Saved entries.
<<<<
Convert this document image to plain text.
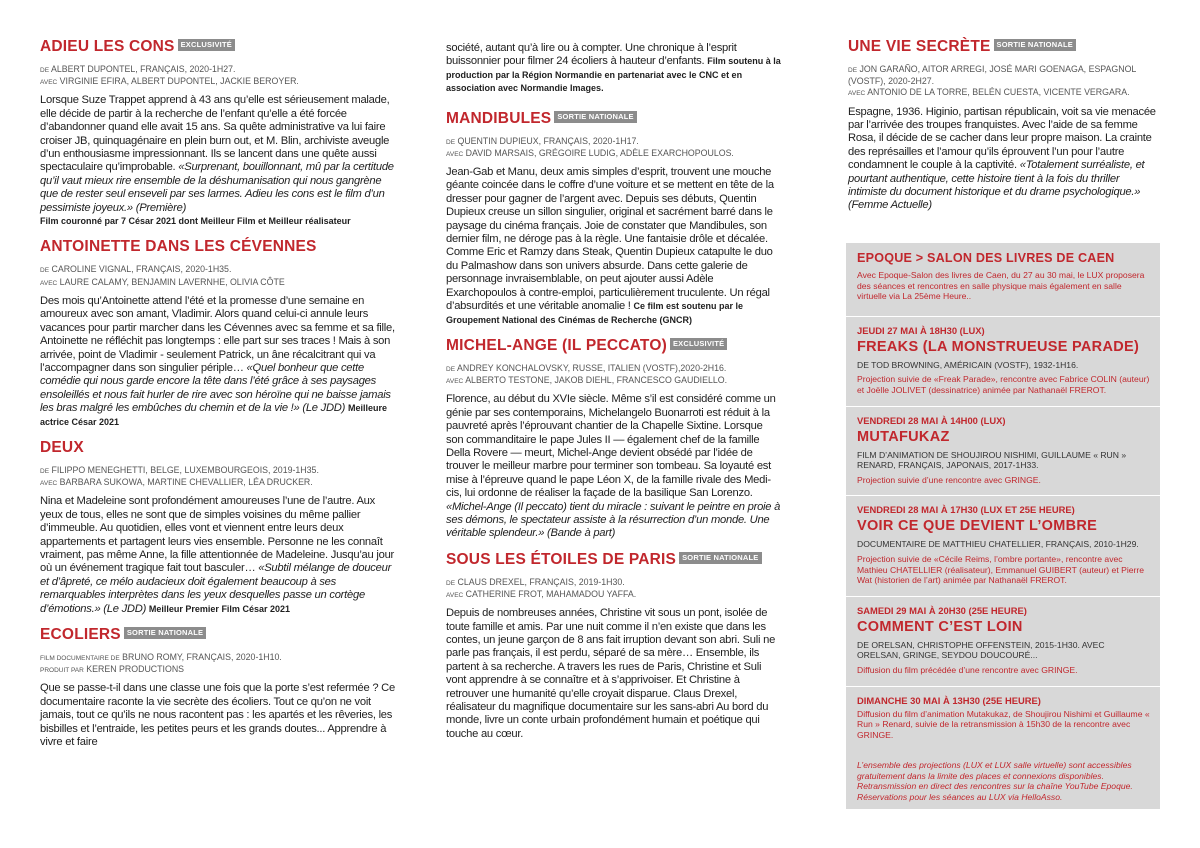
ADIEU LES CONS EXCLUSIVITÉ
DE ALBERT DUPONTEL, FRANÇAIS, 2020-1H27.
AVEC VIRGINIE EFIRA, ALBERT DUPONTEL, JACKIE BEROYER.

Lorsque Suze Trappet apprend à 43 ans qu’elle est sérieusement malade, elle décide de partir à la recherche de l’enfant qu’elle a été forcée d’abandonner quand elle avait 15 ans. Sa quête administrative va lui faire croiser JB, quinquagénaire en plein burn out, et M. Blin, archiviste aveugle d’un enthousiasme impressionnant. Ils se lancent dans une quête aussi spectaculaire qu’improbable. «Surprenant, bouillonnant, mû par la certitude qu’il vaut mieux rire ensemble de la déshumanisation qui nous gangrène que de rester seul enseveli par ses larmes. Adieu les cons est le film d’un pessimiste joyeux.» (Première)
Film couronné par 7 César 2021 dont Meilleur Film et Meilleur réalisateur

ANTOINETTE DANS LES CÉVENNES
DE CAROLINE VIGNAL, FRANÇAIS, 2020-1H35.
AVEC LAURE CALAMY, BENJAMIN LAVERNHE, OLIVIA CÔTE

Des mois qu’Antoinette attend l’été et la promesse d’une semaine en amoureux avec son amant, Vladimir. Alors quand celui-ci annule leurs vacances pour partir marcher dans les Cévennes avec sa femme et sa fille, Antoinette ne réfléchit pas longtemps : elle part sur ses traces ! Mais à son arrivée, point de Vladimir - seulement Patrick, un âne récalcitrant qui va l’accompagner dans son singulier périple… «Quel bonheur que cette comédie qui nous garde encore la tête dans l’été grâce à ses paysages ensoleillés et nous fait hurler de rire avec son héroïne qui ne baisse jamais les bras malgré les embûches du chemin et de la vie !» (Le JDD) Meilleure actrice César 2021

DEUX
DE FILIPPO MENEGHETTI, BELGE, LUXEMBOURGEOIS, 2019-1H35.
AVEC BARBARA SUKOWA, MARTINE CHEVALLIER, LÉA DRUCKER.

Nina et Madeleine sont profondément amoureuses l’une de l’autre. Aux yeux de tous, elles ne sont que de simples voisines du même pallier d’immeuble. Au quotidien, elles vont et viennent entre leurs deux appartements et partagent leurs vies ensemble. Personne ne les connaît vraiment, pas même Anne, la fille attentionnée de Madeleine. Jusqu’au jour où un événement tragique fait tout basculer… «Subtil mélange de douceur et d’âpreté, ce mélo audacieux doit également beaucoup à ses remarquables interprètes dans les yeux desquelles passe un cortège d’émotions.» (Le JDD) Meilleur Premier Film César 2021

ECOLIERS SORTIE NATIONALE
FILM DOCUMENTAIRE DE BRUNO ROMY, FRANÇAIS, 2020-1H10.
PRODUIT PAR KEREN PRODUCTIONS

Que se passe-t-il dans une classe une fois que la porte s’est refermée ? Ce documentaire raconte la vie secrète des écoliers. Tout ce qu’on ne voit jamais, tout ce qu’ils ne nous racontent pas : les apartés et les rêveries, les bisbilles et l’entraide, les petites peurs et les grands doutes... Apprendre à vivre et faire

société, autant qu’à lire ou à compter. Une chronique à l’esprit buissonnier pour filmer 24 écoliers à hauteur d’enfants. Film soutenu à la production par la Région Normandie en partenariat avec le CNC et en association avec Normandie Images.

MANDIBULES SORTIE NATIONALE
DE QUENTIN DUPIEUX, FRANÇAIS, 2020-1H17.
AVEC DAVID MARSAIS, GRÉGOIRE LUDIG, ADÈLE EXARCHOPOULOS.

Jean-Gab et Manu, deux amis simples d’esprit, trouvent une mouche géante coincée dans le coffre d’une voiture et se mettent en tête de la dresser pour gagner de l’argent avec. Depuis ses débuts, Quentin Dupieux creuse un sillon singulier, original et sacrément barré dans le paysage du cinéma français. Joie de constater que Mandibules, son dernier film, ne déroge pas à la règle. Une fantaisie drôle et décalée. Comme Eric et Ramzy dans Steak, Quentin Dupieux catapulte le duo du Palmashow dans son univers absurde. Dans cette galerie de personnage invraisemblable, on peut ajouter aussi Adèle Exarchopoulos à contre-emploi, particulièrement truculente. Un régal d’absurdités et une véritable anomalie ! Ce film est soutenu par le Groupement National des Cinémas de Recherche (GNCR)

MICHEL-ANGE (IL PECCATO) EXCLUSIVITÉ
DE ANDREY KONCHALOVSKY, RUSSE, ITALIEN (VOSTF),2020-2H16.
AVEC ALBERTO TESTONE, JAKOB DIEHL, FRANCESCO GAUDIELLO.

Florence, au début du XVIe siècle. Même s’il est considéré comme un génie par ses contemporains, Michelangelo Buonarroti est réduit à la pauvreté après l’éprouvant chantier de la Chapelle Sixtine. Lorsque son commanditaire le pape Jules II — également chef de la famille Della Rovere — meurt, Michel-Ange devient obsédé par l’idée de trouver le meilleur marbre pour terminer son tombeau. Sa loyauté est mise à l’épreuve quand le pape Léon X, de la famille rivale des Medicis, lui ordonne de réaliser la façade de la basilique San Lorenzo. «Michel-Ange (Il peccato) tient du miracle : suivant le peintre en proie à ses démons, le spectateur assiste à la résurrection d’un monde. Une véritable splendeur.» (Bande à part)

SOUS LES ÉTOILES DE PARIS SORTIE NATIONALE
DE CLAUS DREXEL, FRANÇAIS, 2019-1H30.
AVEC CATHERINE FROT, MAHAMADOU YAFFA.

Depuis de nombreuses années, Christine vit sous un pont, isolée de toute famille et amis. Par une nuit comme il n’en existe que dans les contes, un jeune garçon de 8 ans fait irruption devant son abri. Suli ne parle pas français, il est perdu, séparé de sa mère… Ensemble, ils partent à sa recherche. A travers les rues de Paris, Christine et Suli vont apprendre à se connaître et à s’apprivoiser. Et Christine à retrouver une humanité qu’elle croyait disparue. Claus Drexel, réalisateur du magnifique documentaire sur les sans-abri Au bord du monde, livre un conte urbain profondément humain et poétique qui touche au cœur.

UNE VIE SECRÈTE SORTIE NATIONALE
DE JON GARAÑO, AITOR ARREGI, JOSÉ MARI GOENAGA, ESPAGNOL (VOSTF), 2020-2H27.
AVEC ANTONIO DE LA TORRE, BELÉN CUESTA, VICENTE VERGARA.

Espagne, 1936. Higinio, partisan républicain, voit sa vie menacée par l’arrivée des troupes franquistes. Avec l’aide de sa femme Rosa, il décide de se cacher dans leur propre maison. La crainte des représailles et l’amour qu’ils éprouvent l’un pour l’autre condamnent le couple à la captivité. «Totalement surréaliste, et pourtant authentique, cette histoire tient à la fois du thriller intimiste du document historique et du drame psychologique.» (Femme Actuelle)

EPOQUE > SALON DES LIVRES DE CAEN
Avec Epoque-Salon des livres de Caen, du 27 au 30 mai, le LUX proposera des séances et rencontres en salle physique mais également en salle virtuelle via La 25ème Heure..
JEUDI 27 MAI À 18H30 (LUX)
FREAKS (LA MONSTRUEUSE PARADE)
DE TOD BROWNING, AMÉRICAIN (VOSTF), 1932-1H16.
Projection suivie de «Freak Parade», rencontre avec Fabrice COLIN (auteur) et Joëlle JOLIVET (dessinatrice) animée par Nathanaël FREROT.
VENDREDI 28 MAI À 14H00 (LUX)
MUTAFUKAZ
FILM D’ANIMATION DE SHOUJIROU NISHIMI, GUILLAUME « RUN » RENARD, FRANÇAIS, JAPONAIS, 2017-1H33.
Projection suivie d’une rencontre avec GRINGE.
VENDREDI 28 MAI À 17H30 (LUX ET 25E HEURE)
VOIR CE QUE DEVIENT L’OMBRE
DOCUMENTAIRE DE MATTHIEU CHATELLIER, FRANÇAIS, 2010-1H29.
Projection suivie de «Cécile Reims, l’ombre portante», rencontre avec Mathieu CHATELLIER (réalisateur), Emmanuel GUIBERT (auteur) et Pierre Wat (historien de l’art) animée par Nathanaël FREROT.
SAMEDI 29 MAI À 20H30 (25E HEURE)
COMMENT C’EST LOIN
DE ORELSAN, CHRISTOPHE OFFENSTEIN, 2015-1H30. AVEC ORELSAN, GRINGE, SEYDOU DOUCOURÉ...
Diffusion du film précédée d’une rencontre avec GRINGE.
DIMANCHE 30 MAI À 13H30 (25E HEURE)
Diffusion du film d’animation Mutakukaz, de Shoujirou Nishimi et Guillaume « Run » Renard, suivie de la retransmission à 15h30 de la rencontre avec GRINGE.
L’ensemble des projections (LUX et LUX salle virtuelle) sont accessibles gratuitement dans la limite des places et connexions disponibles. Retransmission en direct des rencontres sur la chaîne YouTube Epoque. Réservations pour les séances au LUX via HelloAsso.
>>>>
<<<<
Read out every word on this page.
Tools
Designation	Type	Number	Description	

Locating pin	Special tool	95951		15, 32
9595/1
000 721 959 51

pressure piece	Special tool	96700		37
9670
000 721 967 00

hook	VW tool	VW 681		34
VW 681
>>>>
Given problem.
Lines that hold the word "this" are the ones to return, every one of them.

Reply to the exercise.
Convert this document image to plain text.
Read out every word on this page.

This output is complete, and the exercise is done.